··· ENTRIES SUPPLIED ···

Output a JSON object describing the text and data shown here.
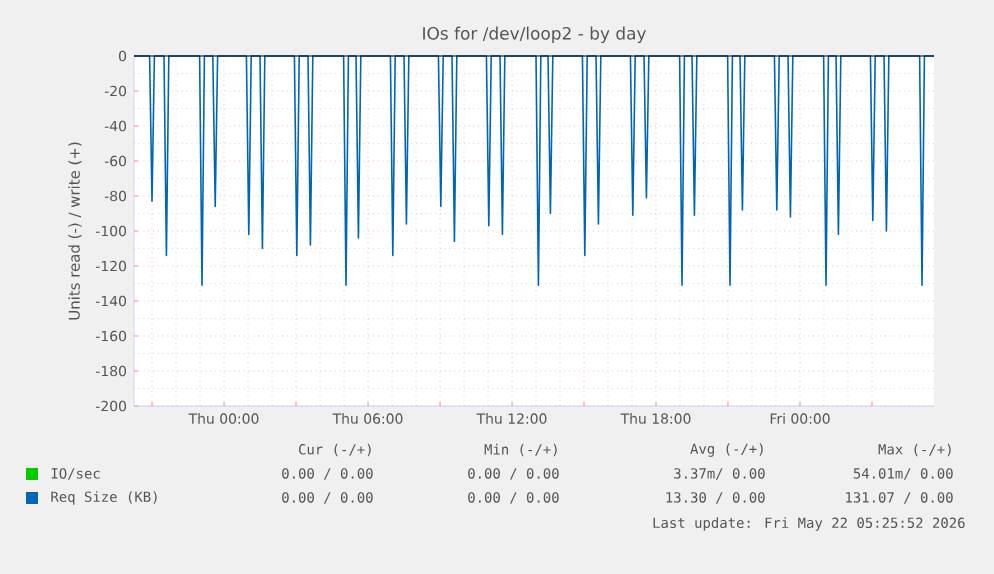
{
  "chart_data": {
    "type": "line",
    "title": "IOs for /dev/loop2 - by day",
    "ylabel": "Units read (-) / write (+)",
    "xlim": [
      "2026-05-20T20:15",
      "2026-05-22T05:35"
    ],
    "ylim": [
      -200,
      0
    ],
    "xticks": [
      {
        "value": "2026-05-20T21:00",
        "label": null
      },
      {
        "value": "2026-05-21T00:00",
        "label": "Thu 00:00"
      },
      {
        "value": "2026-05-21T03:00",
        "label": null
      },
      {
        "value": "2026-05-21T06:00",
        "label": "Thu 06:00"
      },
      {
        "value": "2026-05-21T09:00",
        "label": null
      },
      {
        "value": "2026-05-21T12:00",
        "label": "Thu 12:00"
      },
      {
        "value": "2026-05-21T15:00",
        "label": null
      },
      {
        "value": "2026-05-21T18:00",
        "label": "Thu 18:00"
      },
      {
        "value": "2026-05-21T21:00",
        "label": null
      },
      {
        "value": "2026-05-22T00:00",
        "label": "Fri 00:00"
      },
      {
        "value": "2026-05-22T03:00",
        "label": null
      }
    ],
    "yticks": [
      -200,
      -180,
      -160,
      -140,
      -120,
      -100,
      -80,
      -60,
      -40,
      -20,
      0
    ],
    "grid": true,
    "legend": "bottom left",
    "marker": "none",
    "series": [
      {
        "name": "IO/sec",
        "color": "#00cc00"
      },
      {
        "name": "Req Size (KB)",
        "color": "#0066b3",
        "x": [
          "2026-05-20T20:15",
          "2026-05-20T20:54",
          "2026-05-20T21:00",
          "2026-05-20T21:06",
          "2026-05-20T21:30",
          "2026-05-20T21:36",
          "2026-05-20T21:42",
          "2026-05-20T22:59",
          "2026-05-20T23:05",
          "2026-05-20T23:11",
          "2026-05-20T23:32",
          "2026-05-20T23:38",
          "2026-05-20T23:44",
          "2026-05-21T00:56",
          "2026-05-21T01:02",
          "2026-05-21T01:08",
          "2026-05-21T01:30",
          "2026-05-21T01:36",
          "2026-05-21T01:42",
          "2026-05-21T02:56",
          "2026-05-21T03:02",
          "2026-05-21T03:08",
          "2026-05-21T03:30",
          "2026-05-21T03:36",
          "2026-05-21T03:42",
          "2026-05-21T04:59",
          "2026-05-21T05:05",
          "2026-05-21T05:11",
          "2026-05-21T05:30",
          "2026-05-21T05:36",
          "2026-05-21T05:42",
          "2026-05-21T06:56",
          "2026-05-21T07:02",
          "2026-05-21T07:08",
          "2026-05-21T07:30",
          "2026-05-21T07:36",
          "2026-05-21T07:42",
          "2026-05-21T08:56",
          "2026-05-21T09:02",
          "2026-05-21T09:08",
          "2026-05-21T09:30",
          "2026-05-21T09:36",
          "2026-05-21T09:42",
          "2026-05-21T10:56",
          "2026-05-21T11:02",
          "2026-05-21T11:08",
          "2026-05-21T11:30",
          "2026-05-21T11:36",
          "2026-05-21T11:42",
          "2026-05-21T13:00",
          "2026-05-21T13:06",
          "2026-05-21T13:12",
          "2026-05-21T13:30",
          "2026-05-21T13:36",
          "2026-05-21T13:42",
          "2026-05-21T14:56",
          "2026-05-21T15:02",
          "2026-05-21T15:08",
          "2026-05-21T15:30",
          "2026-05-21T15:36",
          "2026-05-21T15:42",
          "2026-05-21T16:56",
          "2026-05-21T17:02",
          "2026-05-21T17:08",
          "2026-05-21T17:30",
          "2026-05-21T17:36",
          "2026-05-21T17:42",
          "2026-05-21T18:59",
          "2026-05-21T19:05",
          "2026-05-21T19:11",
          "2026-05-21T19:30",
          "2026-05-21T19:36",
          "2026-05-21T19:42",
          "2026-05-21T20:59",
          "2026-05-21T21:05",
          "2026-05-21T21:11",
          "2026-05-21T21:30",
          "2026-05-21T21:36",
          "2026-05-21T21:42",
          "2026-05-21T22:56",
          "2026-05-21T23:02",
          "2026-05-21T23:08",
          "2026-05-21T23:30",
          "2026-05-21T23:36",
          "2026-05-21T23:42",
          "2026-05-22T00:59",
          "2026-05-22T01:05",
          "2026-05-22T01:11",
          "2026-05-22T01:30",
          "2026-05-22T01:36",
          "2026-05-22T01:42",
          "2026-05-22T02:56",
          "2026-05-22T03:02",
          "2026-05-22T03:08",
          "2026-05-22T03:30",
          "2026-05-22T03:36",
          "2026-05-22T03:42",
          "2026-05-22T04:59",
          "2026-05-22T05:05",
          "2026-05-22T05:11",
          "2026-05-22T05:35"
        ],
        "values": [
          0,
          0,
          -83,
          0,
          0,
          -114,
          0,
          0,
          -131,
          0,
          0,
          -86,
          0,
          0,
          -102,
          0,
          0,
          -110,
          0,
          0,
          -114,
          0,
          0,
          -108,
          0,
          0,
          -131,
          0,
          0,
          -104,
          0,
          0,
          -114,
          0,
          0,
          -96,
          0,
          0,
          -86,
          0,
          0,
          -106,
          0,
          0,
          -97,
          0,
          0,
          -102,
          0,
          0,
          -131,
          0,
          0,
          -90,
          0,
          0,
          -114,
          0,
          0,
          -96,
          0,
          0,
          -91,
          0,
          0,
          -81,
          0,
          0,
          -131,
          0,
          0,
          -91,
          0,
          0,
          -131,
          0,
          0,
          -88,
          0,
          0,
          -88,
          0,
          0,
          -92,
          0,
          0,
          -131,
          0,
          0,
          -102,
          0,
          0,
          -94,
          0,
          0,
          -100,
          0,
          0,
          -131,
          0,
          0
        ]
      }
    ],
    "annotations": [
      "Cur (-/+)",
      "Min (-/+)",
      "Avg (-/+)",
      "Max (-/+)",
      "0.00 / 0.00",
      "0.00 / 0.00",
      "3.37m/ 0.00",
      "54.01m/ 0.00",
      "0.00 / 0.00",
      "0.00 / 0.00",
      "13.30 / 0.00",
      "131.07 / 0.00",
      "Last update: Fri May 22 05:25:52 2026"
    ]
  }
}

···

JOB. Each record above must be returned exactly as written, with its pictures omitted.

CORRECT RESPONSE.
Output a JSON object describing the text and data shown here.
{
  "chart_data": {
    "type": "line",
    "title": "IOs for /dev/loop2 - by day",
    "ylabel": "Units read (-) / write (+)",
    "xlim": [
      "2026-05-20T20:15",
      "2026-05-22T05:35"
    ],
    "ylim": [
      -200,
      0
    ],
    "xticks": [
      {
        "value": "2026-05-20T21:00",
        "label": null
      },
      {
        "value": "2026-05-21T00:00",
        "label": "Thu 00:00"
      },
      {
        "value": "2026-05-21T03:00",
        "label": null
      },
      {
        "value": "2026-05-21T06:00",
        "label": "Thu 06:00"
      },
      {
        "value": "2026-05-21T09:00",
        "label": null
      },
      {
        "value": "2026-05-21T12:00",
        "label": "Thu 12:00"
      },
      {
        "value": "2026-05-21T15:00",
        "label": null
      },
      {
        "value": "2026-05-21T18:00",
        "label": "Thu 18:00"
      },
      {
        "value": "2026-05-21T21:00",
        "label": null
      },
      {
        "value": "2026-05-22T00:00",
        "label": "Fri 00:00"
      },
      {
        "value": "2026-05-22T03:00",
        "label": null
      }
    ],
    "yticks": [
      -200,
      -180,
      -160,
      -140,
      -120,
      -100,
      -80,
      -60,
      -40,
      -20,
      0
    ],
    "grid": true,
    "legend": "bottom left",
    "marker": "none",
    "series": [
      {
        "name": "IO/sec",
        "color": "#00cc00"
      },
      {
        "name": "Req Size (KB)",
        "color": "#0066b3",
        "x": [
          "2026-05-20T20:15",
          "2026-05-20T20:54",
          "2026-05-20T21:00",
          "2026-05-20T21:06",
          "2026-05-20T21:30",
          "2026-05-20T21:36",
          "2026-05-20T21:42",
          "2026-05-20T22:59",
          "2026-05-20T23:05",
          "2026-05-20T23:11",
          "2026-05-20T23:32",
          "2026-05-20T23:38",
          "2026-05-20T23:44",
          "2026-05-21T00:56",
          "2026-05-21T01:02",
          "2026-05-21T01:08",
          "2026-05-21T01:30",
          "2026-05-21T01:36",
          "2026-05-21T01:42",
          "2026-05-21T02:56",
          "2026-05-21T03:02",
          "2026-05-21T03:08",
          "2026-05-21T03:30",
          "2026-05-21T03:36",
          "2026-05-21T03:42",
          "2026-05-21T04:59",
          "2026-05-21T05:05",
          "2026-05-21T05:11",
          "2026-05-21T05:30",
          "2026-05-21T05:36",
          "2026-05-21T05:42",
          "2026-05-21T06:56",
          "2026-05-21T07:02",
          "2026-05-21T07:08",
          "2026-05-21T07:30",
          "2026-05-21T07:36",
          "2026-05-21T07:42",
          "2026-05-21T08:56",
          "2026-05-21T09:02",
          "2026-05-21T09:08",
          "2026-05-21T09:30",
          "2026-05-21T09:36",
          "2026-05-21T09:42",
          "2026-05-21T10:56",
          "2026-05-21T11:02",
          "2026-05-21T11:08",
          "2026-05-21T11:30",
          "2026-05-21T11:36",
          "2026-05-21T11:42",
          "2026-05-21T13:00",
          "2026-05-21T13:06",
          "2026-05-21T13:12",
          "2026-05-21T13:30",
          "2026-05-21T13:36",
          "2026-05-21T13:42",
          "2026-05-21T14:56",
          "2026-05-21T15:02",
          "2026-05-21T15:08",
          "2026-05-21T15:30",
          "2026-05-21T15:36",
          "2026-05-21T15:42",
          "2026-05-21T16:56",
          "2026-05-21T17:02",
          "2026-05-21T17:08",
          "2026-05-21T17:30",
          "2026-05-21T17:36",
          "2026-05-21T17:42",
          "2026-05-21T18:59",
          "2026-05-21T19:05",
          "2026-05-21T19:11",
          "2026-05-21T19:30",
          "2026-05-21T19:36",
          "2026-05-21T19:42",
          "2026-05-21T20:59",
          "2026-05-21T21:05",
          "2026-05-21T21:11",
          "2026-05-21T21:30",
          "2026-05-21T21:36",
          "2026-05-21T21:42",
          "2026-05-21T22:56",
          "2026-05-21T23:02",
          "2026-05-21T23:08",
          "2026-05-21T23:30",
          "2026-05-21T23:36",
          "2026-05-21T23:42",
          "2026-05-22T00:59",
          "2026-05-22T01:05",
          "2026-05-22T01:11",
          "2026-05-22T01:30",
          "2026-05-22T01:36",
          "2026-05-22T01:42",
          "2026-05-22T02:56",
          "2026-05-22T03:02",
          "2026-05-22T03:08",
          "2026-05-22T03:30",
          "2026-05-22T03:36",
          "2026-05-22T03:42",
          "2026-05-22T04:59",
          "2026-05-22T05:05",
          "2026-05-22T05:11",
          "2026-05-22T05:35"
        ],
        "values": [
          0,
          0,
          -83,
          0,
          0,
          -114,
          0,
          0,
          -131,
          0,
          0,
          -86,
          0,
          0,
          -102,
          0,
          0,
          -110,
          0,
          0,
          -114,
          0,
          0,
          -108,
          0,
          0,
          -131,
          0,
          0,
          -104,
          0,
          0,
          -114,
          0,
          0,
          -96,
          0,
          0,
          -86,
          0,
          0,
          -106,
          0,
          0,
          -97,
          0,
          0,
          -102,
          0,
          0,
          -131,
          0,
          0,
          -90,
          0,
          0,
          -114,
          0,
          0,
          -96,
          0,
          0,
          -91,
          0,
          0,
          -81,
          0,
          0,
          -131,
          0,
          0,
          -91,
          0,
          0,
          -131,
          0,
          0,
          -88,
          0,
          0,
          -88,
          0,
          0,
          -92,
          0,
          0,
          -131,
          0,
          0,
          -102,
          0,
          0,
          -94,
          0,
          0,
          -100,
          0,
          0,
          -131,
          0,
          0
        ]
      }
    ],
    "annotations": [
      "Cur (-/+)",
      "Min (-/+)",
      "Avg (-/+)",
      "Max (-/+)",
      "0.00 / 0.00",
      "0.00 / 0.00",
      "3.37m/ 0.00",
      "54.01m/ 0.00",
      "0.00 / 0.00",
      "0.00 / 0.00",
      "13.30 / 0.00",
      "131.07 / 0.00",
      "Last update: Fri May 22 05:25:52 2026"
    ]
  }
}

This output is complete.